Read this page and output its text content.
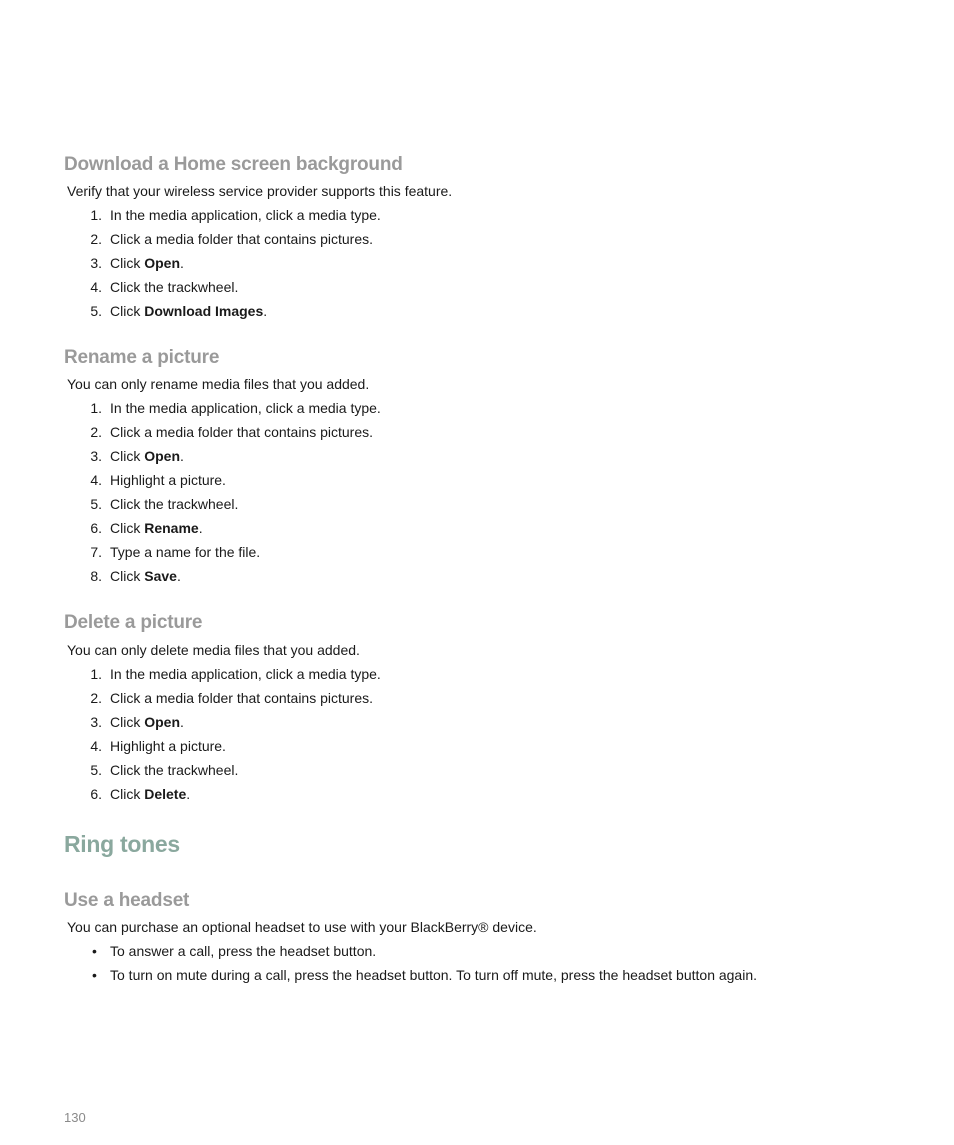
Download a Home screen background

Verify that your wireless service provider supports this feature.

1. In the media application, click a media type.
2. Click a media folder that contains pictures.
3. Click Open.
4. Click the trackwheel.
5. Click Download Images.
Rename a picture

You can only rename media files that you added.

1. In the media application, click a media type.
2. Click a media folder that contains pictures.
3. Click Open.
4. Highlight a picture.
5. Click the trackwheel.
6. Click Rename.
7. Type a name for the file.
8. Click Save.
Delete a picture

You can only delete media files that you added.

1. In the media application, click a media type.
2. Click a media folder that contains pictures.
3. Click Open.
4. Highlight a picture.
5. Click the trackwheel.
6. Click Delete.
Ring tones
Use a headset

You can purchase an optional headset to use with your BlackBerry® device.

• To answer a call, press the headset button.
• To turn on mute during a call, press the headset button. To turn off mute, press the headset button again.
130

##########

--- Given task ---
Can you retype every record above exactly, leaving out the pictures?

--- Written response ---
Read this page and output its text content.
Download a Home screen background

Verify that your wireless service provider supports this feature.

1. In the media application, click a media type.
2. Click a media folder that contains pictures.
3. Click Open.
4. Click the trackwheel.
5. Click Download Images.
Rename a picture

You can only rename media files that you added.

1. In the media application, click a media type.
2. Click a media folder that contains pictures.
3. Click Open.
4. Highlight a picture.
5. Click the trackwheel.
6. Click Rename.
7. Type a name for the file.
8. Click Save.
Delete a picture

You can only delete media files that you added.

1. In the media application, click a media type.
2. Click a media folder that contains pictures.
3. Click Open.
4. Highlight a picture.
5. Click the trackwheel.
6. Click Delete.
Ring tones
Use a headset

You can purchase an optional headset to use with your BlackBerry® device.

• To answer a call, press the headset button.
• To turn on mute during a call, press the headset button. To turn off mute, press the headset button again.
130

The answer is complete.